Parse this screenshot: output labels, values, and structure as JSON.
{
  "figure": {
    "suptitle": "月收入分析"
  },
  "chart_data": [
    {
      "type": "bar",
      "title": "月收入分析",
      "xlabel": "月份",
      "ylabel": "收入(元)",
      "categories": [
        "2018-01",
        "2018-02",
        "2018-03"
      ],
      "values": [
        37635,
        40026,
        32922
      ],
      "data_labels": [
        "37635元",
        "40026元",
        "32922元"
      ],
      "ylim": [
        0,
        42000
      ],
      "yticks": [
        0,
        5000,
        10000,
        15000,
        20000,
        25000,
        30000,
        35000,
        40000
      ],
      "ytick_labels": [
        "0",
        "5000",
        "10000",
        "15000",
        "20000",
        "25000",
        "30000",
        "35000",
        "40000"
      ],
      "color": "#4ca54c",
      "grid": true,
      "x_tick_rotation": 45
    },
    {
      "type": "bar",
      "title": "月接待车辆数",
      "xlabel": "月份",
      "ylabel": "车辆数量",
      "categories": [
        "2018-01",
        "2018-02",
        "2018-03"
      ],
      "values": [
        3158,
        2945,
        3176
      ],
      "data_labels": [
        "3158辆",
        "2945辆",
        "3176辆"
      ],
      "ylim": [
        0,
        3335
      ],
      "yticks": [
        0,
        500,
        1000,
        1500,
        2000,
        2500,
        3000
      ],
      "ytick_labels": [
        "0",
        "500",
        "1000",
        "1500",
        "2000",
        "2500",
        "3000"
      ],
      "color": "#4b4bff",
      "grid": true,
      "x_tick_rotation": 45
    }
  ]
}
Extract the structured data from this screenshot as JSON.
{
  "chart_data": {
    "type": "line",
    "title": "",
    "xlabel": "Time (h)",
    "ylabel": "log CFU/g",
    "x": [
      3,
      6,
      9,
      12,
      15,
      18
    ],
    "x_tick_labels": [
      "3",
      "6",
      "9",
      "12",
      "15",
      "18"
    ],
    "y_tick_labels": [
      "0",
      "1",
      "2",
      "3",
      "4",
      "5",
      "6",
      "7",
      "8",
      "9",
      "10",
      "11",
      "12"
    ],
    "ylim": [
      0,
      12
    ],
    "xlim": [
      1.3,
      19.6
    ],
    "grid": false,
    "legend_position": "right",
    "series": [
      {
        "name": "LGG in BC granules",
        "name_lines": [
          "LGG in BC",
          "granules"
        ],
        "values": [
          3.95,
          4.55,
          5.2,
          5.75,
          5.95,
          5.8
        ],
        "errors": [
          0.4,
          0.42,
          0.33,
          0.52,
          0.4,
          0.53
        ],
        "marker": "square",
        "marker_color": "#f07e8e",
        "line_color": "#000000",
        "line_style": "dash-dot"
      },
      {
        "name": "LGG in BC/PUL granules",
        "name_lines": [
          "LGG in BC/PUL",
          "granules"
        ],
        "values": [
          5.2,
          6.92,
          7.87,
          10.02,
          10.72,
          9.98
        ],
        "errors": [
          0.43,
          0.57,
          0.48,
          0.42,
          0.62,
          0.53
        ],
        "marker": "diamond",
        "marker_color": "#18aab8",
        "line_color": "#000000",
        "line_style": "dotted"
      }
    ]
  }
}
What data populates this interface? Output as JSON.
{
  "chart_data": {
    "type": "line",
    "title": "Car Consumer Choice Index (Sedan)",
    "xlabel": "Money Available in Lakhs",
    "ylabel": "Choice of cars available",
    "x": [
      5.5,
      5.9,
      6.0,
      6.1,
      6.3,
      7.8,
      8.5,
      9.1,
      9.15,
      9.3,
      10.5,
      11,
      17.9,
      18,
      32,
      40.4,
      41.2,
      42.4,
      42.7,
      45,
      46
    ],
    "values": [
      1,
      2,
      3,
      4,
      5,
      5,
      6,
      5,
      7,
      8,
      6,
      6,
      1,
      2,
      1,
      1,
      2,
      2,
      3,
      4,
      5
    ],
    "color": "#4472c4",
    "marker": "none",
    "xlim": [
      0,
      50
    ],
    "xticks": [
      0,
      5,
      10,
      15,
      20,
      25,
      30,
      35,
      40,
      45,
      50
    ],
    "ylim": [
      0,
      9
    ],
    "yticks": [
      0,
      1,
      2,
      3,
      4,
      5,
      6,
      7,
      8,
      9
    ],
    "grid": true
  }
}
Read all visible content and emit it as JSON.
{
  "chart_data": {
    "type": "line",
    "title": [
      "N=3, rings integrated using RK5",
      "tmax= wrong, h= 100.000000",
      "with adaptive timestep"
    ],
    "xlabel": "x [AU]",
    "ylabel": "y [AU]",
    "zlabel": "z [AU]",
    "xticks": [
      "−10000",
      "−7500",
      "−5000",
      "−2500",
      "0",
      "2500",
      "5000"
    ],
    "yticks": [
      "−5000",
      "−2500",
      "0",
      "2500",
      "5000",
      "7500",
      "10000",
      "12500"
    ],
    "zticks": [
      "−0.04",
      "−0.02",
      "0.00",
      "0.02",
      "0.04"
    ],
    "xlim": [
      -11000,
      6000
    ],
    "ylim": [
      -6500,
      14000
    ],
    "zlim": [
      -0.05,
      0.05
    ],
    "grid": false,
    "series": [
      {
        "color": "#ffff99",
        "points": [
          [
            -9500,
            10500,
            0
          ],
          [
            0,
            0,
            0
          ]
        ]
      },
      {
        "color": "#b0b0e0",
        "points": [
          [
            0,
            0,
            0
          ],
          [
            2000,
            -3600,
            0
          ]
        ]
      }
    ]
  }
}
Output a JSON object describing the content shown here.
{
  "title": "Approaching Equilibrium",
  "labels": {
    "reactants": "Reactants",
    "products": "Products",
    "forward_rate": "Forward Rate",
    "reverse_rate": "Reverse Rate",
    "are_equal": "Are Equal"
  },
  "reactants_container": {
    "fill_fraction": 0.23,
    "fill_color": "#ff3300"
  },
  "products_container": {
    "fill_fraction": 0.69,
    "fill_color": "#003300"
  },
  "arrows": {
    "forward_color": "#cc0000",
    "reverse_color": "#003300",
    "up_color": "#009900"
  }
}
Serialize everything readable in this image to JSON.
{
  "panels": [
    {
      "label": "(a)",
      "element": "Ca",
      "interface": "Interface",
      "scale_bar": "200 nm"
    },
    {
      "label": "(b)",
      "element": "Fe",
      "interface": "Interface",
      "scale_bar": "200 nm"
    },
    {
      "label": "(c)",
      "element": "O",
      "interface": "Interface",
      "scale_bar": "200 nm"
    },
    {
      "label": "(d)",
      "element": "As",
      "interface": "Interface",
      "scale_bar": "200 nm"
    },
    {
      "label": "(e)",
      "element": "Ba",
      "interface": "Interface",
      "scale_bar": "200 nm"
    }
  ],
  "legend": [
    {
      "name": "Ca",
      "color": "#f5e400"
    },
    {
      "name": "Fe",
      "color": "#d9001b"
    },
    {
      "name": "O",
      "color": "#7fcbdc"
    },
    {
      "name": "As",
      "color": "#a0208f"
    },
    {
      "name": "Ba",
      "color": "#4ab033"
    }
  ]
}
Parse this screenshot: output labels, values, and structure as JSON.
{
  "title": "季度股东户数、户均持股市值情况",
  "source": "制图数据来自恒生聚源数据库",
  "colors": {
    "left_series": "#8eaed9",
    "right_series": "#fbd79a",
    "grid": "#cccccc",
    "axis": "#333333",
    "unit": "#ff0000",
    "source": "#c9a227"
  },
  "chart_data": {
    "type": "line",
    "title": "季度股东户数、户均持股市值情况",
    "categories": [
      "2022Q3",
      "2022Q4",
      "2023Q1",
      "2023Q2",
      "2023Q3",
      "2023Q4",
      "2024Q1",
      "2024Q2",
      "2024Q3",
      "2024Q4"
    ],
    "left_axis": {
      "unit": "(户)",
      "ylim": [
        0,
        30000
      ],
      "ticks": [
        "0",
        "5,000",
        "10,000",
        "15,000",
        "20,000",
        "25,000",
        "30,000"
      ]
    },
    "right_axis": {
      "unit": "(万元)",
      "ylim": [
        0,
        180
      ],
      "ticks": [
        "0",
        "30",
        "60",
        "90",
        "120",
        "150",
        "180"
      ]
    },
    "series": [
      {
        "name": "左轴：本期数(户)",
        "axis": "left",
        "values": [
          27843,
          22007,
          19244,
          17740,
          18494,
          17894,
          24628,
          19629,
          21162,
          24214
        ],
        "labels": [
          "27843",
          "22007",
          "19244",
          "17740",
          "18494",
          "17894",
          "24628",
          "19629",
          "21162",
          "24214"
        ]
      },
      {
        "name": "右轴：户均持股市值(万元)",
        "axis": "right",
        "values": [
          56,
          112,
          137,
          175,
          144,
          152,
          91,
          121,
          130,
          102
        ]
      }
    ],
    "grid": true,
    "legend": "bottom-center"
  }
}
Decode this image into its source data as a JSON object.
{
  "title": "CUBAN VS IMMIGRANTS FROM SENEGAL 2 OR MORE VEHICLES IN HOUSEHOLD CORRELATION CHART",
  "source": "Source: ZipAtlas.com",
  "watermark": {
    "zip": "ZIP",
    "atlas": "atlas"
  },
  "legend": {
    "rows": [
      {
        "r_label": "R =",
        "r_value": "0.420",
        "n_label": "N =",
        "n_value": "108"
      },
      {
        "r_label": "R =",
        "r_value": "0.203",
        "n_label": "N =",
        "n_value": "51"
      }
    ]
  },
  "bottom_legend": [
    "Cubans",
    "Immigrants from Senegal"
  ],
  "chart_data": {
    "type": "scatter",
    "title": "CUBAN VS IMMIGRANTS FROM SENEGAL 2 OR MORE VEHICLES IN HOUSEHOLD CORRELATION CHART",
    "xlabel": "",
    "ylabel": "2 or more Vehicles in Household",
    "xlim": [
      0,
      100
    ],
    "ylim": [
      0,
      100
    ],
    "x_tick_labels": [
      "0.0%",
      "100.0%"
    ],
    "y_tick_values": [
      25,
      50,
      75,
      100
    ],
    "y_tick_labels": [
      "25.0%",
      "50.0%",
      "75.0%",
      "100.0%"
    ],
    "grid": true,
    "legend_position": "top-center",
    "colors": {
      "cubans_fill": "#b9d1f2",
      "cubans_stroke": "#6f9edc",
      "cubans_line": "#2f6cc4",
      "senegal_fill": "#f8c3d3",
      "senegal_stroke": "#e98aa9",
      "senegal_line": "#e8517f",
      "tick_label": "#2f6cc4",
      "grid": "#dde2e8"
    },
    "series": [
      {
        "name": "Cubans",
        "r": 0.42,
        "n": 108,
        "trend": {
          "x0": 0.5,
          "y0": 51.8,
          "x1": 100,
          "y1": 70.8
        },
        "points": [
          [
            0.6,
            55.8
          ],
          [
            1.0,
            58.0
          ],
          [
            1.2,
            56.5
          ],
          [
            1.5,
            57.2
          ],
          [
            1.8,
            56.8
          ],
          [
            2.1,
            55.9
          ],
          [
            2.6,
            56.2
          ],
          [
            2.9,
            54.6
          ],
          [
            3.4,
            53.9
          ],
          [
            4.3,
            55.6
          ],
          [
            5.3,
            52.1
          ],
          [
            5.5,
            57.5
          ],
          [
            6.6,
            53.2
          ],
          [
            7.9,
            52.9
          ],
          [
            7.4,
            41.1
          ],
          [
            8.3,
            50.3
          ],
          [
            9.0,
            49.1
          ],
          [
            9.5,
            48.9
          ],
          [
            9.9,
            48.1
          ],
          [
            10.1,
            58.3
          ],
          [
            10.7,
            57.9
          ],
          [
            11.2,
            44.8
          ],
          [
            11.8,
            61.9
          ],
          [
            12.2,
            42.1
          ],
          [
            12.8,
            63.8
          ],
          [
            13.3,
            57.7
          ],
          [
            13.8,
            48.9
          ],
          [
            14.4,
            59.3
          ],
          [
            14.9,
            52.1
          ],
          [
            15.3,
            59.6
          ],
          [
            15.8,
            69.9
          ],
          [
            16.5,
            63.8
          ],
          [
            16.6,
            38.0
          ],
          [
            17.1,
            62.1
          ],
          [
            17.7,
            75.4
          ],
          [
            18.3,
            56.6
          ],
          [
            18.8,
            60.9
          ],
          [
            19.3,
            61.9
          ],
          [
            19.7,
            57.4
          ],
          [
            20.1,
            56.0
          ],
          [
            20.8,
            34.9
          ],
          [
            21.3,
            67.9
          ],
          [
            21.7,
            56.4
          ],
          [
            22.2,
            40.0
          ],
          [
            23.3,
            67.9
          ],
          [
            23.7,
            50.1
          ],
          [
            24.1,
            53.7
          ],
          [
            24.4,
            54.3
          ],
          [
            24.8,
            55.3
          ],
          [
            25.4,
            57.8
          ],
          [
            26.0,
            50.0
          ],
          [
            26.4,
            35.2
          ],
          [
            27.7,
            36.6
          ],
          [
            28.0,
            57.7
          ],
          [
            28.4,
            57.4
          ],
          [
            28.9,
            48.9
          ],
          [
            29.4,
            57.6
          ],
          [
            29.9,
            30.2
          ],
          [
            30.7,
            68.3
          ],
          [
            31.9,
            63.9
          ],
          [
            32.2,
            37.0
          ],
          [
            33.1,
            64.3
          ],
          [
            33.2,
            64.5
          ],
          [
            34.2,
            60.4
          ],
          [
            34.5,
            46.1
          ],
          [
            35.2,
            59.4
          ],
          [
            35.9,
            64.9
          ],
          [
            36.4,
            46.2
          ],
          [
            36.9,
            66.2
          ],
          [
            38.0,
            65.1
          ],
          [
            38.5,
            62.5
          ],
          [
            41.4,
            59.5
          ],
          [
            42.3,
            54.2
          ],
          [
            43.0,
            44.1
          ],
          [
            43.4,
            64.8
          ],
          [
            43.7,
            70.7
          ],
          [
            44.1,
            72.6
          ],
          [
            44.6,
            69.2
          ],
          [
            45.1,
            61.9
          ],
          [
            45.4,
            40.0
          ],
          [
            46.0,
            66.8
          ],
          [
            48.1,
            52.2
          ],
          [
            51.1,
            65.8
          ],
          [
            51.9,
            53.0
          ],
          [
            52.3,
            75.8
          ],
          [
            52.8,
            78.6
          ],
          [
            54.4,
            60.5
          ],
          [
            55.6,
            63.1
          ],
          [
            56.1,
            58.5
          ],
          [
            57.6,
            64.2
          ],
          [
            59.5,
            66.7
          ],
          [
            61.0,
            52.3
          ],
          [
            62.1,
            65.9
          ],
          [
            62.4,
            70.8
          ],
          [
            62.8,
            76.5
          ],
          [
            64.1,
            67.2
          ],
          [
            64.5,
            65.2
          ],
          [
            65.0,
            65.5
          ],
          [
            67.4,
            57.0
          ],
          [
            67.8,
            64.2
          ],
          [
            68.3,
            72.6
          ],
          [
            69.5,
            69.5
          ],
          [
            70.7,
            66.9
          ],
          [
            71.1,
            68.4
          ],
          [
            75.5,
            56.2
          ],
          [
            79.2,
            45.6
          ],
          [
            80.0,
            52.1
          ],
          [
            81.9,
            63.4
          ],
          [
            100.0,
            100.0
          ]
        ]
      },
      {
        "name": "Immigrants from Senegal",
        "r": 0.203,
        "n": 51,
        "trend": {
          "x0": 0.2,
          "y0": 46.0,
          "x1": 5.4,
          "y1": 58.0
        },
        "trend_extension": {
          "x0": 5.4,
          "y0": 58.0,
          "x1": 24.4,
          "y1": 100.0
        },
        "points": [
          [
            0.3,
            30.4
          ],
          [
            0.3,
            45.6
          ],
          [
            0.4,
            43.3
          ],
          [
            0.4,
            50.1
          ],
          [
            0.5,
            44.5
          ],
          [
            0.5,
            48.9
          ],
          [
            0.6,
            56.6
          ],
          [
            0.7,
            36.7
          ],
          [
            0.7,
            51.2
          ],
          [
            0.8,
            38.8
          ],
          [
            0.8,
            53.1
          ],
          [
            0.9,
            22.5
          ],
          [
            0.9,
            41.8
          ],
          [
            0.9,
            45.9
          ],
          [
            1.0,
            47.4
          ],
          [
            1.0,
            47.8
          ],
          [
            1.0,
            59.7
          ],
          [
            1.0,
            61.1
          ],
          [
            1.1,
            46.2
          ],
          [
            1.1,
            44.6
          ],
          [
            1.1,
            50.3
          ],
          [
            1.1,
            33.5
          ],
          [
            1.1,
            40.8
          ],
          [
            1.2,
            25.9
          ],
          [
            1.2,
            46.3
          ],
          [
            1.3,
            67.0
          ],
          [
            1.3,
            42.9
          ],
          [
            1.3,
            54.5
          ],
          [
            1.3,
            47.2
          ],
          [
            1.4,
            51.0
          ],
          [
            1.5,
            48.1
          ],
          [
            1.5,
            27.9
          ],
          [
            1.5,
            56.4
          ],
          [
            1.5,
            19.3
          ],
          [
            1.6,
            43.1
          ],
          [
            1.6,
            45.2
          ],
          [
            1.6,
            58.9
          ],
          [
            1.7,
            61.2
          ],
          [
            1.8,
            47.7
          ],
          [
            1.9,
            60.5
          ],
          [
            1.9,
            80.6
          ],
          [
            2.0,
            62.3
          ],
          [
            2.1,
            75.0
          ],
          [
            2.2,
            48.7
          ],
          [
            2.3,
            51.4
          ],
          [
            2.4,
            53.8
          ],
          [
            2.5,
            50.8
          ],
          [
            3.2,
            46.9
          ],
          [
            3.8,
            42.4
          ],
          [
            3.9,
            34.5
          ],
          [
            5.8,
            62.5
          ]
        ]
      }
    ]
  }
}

○ ○ ○ ○

* EXERCISE INSTRUCTIONS *
State the number of lines in the preceding entries that include the word "户均持股市值情况". Provide nothing else.

* SOLUTION TO THE PROBLEM *
2